* BEGIN Data for the task *

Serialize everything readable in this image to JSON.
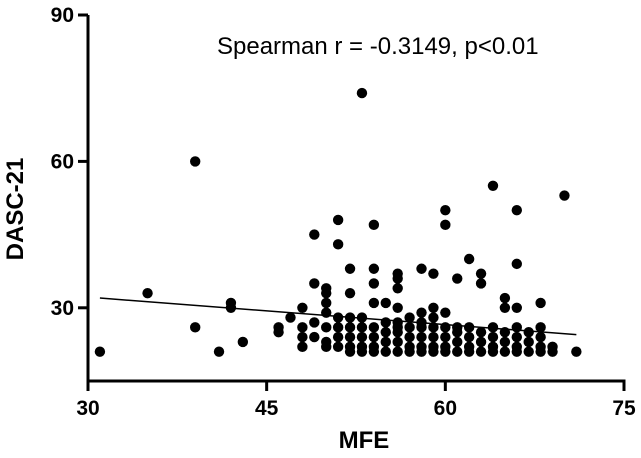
{
  "chart_data": {
    "type": "scatter",
    "title": "",
    "xlabel": "MFE",
    "ylabel": "DASC-21",
    "xlim": [
      30,
      75
    ],
    "ylim": [
      15,
      90
    ],
    "xticks": [
      "30",
      "45",
      "60",
      "75"
    ],
    "yticks": [
      "30",
      "60",
      "90"
    ],
    "xtick_values": [
      30,
      45,
      60,
      75
    ],
    "ytick_values": [
      30,
      60,
      90
    ],
    "annotation": "Spearman r = -0.3149, p<0.01",
    "fit_line": {
      "x": [
        31,
        71
      ],
      "y": [
        32,
        24.5
      ]
    },
    "points": [
      [
        31,
        21
      ],
      [
        35,
        33
      ],
      [
        39,
        60
      ],
      [
        39,
        26
      ],
      [
        41,
        21
      ],
      [
        42,
        31
      ],
      [
        42,
        30
      ],
      [
        43,
        23
      ],
      [
        46,
        26
      ],
      [
        46,
        25
      ],
      [
        47,
        28
      ],
      [
        48,
        30
      ],
      [
        48,
        26
      ],
      [
        48,
        24
      ],
      [
        48,
        22
      ],
      [
        49,
        45
      ],
      [
        49,
        35
      ],
      [
        49,
        27
      ],
      [
        49,
        24
      ],
      [
        50,
        34
      ],
      [
        50,
        33
      ],
      [
        50,
        31
      ],
      [
        50,
        29
      ],
      [
        50,
        26
      ],
      [
        50,
        23
      ],
      [
        50,
        22
      ],
      [
        51,
        48
      ],
      [
        51,
        43
      ],
      [
        51,
        28
      ],
      [
        51,
        26
      ],
      [
        51,
        24
      ],
      [
        51,
        22
      ],
      [
        52,
        38
      ],
      [
        52,
        33
      ],
      [
        52,
        28
      ],
      [
        52,
        26
      ],
      [
        52,
        24
      ],
      [
        52,
        22
      ],
      [
        52,
        21
      ],
      [
        53,
        74
      ],
      [
        53,
        28
      ],
      [
        53,
        26
      ],
      [
        53,
        24
      ],
      [
        53,
        22
      ],
      [
        53,
        21
      ],
      [
        54,
        47
      ],
      [
        54,
        38
      ],
      [
        54,
        35
      ],
      [
        54,
        31
      ],
      [
        54,
        26
      ],
      [
        54,
        24
      ],
      [
        54,
        22
      ],
      [
        54,
        21
      ],
      [
        55,
        31
      ],
      [
        55,
        27
      ],
      [
        55,
        25
      ],
      [
        55,
        23
      ],
      [
        55,
        21
      ],
      [
        56,
        37
      ],
      [
        56,
        36
      ],
      [
        56,
        34
      ],
      [
        56,
        30
      ],
      [
        56,
        27
      ],
      [
        56,
        26
      ],
      [
        56,
        25
      ],
      [
        56,
        23
      ],
      [
        56,
        21
      ],
      [
        57,
        28
      ],
      [
        57,
        26
      ],
      [
        57,
        24
      ],
      [
        57,
        22
      ],
      [
        57,
        21
      ],
      [
        58,
        38
      ],
      [
        58,
        29
      ],
      [
        58,
        27
      ],
      [
        58,
        26
      ],
      [
        58,
        24
      ],
      [
        58,
        22
      ],
      [
        58,
        21
      ],
      [
        59,
        37
      ],
      [
        59,
        30
      ],
      [
        59,
        28
      ],
      [
        59,
        26
      ],
      [
        59,
        24
      ],
      [
        59,
        22
      ],
      [
        59,
        21
      ],
      [
        60,
        50
      ],
      [
        60,
        47
      ],
      [
        60,
        29
      ],
      [
        60,
        26
      ],
      [
        60,
        24
      ],
      [
        60,
        22
      ],
      [
        60,
        21
      ],
      [
        61,
        36
      ],
      [
        61,
        26
      ],
      [
        61,
        25
      ],
      [
        61,
        23
      ],
      [
        61,
        21
      ],
      [
        62,
        40
      ],
      [
        62,
        26
      ],
      [
        62,
        24
      ],
      [
        62,
        22
      ],
      [
        62,
        21
      ],
      [
        63,
        37
      ],
      [
        63,
        35
      ],
      [
        63,
        25
      ],
      [
        63,
        23
      ],
      [
        63,
        21
      ],
      [
        64,
        55
      ],
      [
        64,
        26
      ],
      [
        64,
        24
      ],
      [
        64,
        22
      ],
      [
        64,
        21
      ],
      [
        65,
        32
      ],
      [
        65,
        30
      ],
      [
        65,
        25
      ],
      [
        65,
        23
      ],
      [
        65,
        21
      ],
      [
        66,
        50
      ],
      [
        66,
        39
      ],
      [
        66,
        30
      ],
      [
        66,
        26
      ],
      [
        66,
        24
      ],
      [
        66,
        22
      ],
      [
        66,
        21
      ],
      [
        67,
        25
      ],
      [
        67,
        23
      ],
      [
        67,
        21
      ],
      [
        68,
        31
      ],
      [
        68,
        26
      ],
      [
        68,
        24
      ],
      [
        68,
        22
      ],
      [
        68,
        21
      ],
      [
        69,
        22
      ],
      [
        69,
        21
      ],
      [
        70,
        53
      ],
      [
        71,
        21
      ]
    ]
  }
}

* END Data for the task *

From the data above, write out everything exactly except the pictures.

| Result of this exercise |
Serialize everything readable in this image to JSON.
{
  "chart_data": {
    "type": "scatter",
    "title": "",
    "xlabel": "MFE",
    "ylabel": "DASC-21",
    "xlim": [
      30,
      75
    ],
    "ylim": [
      15,
      90
    ],
    "xticks": [
      "30",
      "45",
      "60",
      "75"
    ],
    "yticks": [
      "30",
      "60",
      "90"
    ],
    "xtick_values": [
      30,
      45,
      60,
      75
    ],
    "ytick_values": [
      30,
      60,
      90
    ],
    "annotation": "Spearman r = -0.3149, p<0.01",
    "fit_line": {
      "x": [
        31,
        71
      ],
      "y": [
        32,
        24.5
      ]
    },
    "points": [
      [
        31,
        21
      ],
      [
        35,
        33
      ],
      [
        39,
        60
      ],
      [
        39,
        26
      ],
      [
        41,
        21
      ],
      [
        42,
        31
      ],
      [
        42,
        30
      ],
      [
        43,
        23
      ],
      [
        46,
        26
      ],
      [
        46,
        25
      ],
      [
        47,
        28
      ],
      [
        48,
        30
      ],
      [
        48,
        26
      ],
      [
        48,
        24
      ],
      [
        48,
        22
      ],
      [
        49,
        45
      ],
      [
        49,
        35
      ],
      [
        49,
        27
      ],
      [
        49,
        24
      ],
      [
        50,
        34
      ],
      [
        50,
        33
      ],
      [
        50,
        31
      ],
      [
        50,
        29
      ],
      [
        50,
        26
      ],
      [
        50,
        23
      ],
      [
        50,
        22
      ],
      [
        51,
        48
      ],
      [
        51,
        43
      ],
      [
        51,
        28
      ],
      [
        51,
        26
      ],
      [
        51,
        24
      ],
      [
        51,
        22
      ],
      [
        52,
        38
      ],
      [
        52,
        33
      ],
      [
        52,
        28
      ],
      [
        52,
        26
      ],
      [
        52,
        24
      ],
      [
        52,
        22
      ],
      [
        52,
        21
      ],
      [
        53,
        74
      ],
      [
        53,
        28
      ],
      [
        53,
        26
      ],
      [
        53,
        24
      ],
      [
        53,
        22
      ],
      [
        53,
        21
      ],
      [
        54,
        47
      ],
      [
        54,
        38
      ],
      [
        54,
        35
      ],
      [
        54,
        31
      ],
      [
        54,
        26
      ],
      [
        54,
        24
      ],
      [
        54,
        22
      ],
      [
        54,
        21
      ],
      [
        55,
        31
      ],
      [
        55,
        27
      ],
      [
        55,
        25
      ],
      [
        55,
        23
      ],
      [
        55,
        21
      ],
      [
        56,
        37
      ],
      [
        56,
        36
      ],
      [
        56,
        34
      ],
      [
        56,
        30
      ],
      [
        56,
        27
      ],
      [
        56,
        26
      ],
      [
        56,
        25
      ],
      [
        56,
        23
      ],
      [
        56,
        21
      ],
      [
        57,
        28
      ],
      [
        57,
        26
      ],
      [
        57,
        24
      ],
      [
        57,
        22
      ],
      [
        57,
        21
      ],
      [
        58,
        38
      ],
      [
        58,
        29
      ],
      [
        58,
        27
      ],
      [
        58,
        26
      ],
      [
        58,
        24
      ],
      [
        58,
        22
      ],
      [
        58,
        21
      ],
      [
        59,
        37
      ],
      [
        59,
        30
      ],
      [
        59,
        28
      ],
      [
        59,
        26
      ],
      [
        59,
        24
      ],
      [
        59,
        22
      ],
      [
        59,
        21
      ],
      [
        60,
        50
      ],
      [
        60,
        47
      ],
      [
        60,
        29
      ],
      [
        60,
        26
      ],
      [
        60,
        24
      ],
      [
        60,
        22
      ],
      [
        60,
        21
      ],
      [
        61,
        36
      ],
      [
        61,
        26
      ],
      [
        61,
        25
      ],
      [
        61,
        23
      ],
      [
        61,
        21
      ],
      [
        62,
        40
      ],
      [
        62,
        26
      ],
      [
        62,
        24
      ],
      [
        62,
        22
      ],
      [
        62,
        21
      ],
      [
        63,
        37
      ],
      [
        63,
        35
      ],
      [
        63,
        25
      ],
      [
        63,
        23
      ],
      [
        63,
        21
      ],
      [
        64,
        55
      ],
      [
        64,
        26
      ],
      [
        64,
        24
      ],
      [
        64,
        22
      ],
      [
        64,
        21
      ],
      [
        65,
        32
      ],
      [
        65,
        30
      ],
      [
        65,
        25
      ],
      [
        65,
        23
      ],
      [
        65,
        21
      ],
      [
        66,
        50
      ],
      [
        66,
        39
      ],
      [
        66,
        30
      ],
      [
        66,
        26
      ],
      [
        66,
        24
      ],
      [
        66,
        22
      ],
      [
        66,
        21
      ],
      [
        67,
        25
      ],
      [
        67,
        23
      ],
      [
        67,
        21
      ],
      [
        68,
        31
      ],
      [
        68,
        26
      ],
      [
        68,
        24
      ],
      [
        68,
        22
      ],
      [
        68,
        21
      ],
      [
        69,
        22
      ],
      [
        69,
        21
      ],
      [
        70,
        53
      ],
      [
        71,
        21
      ]
    ]
  }
}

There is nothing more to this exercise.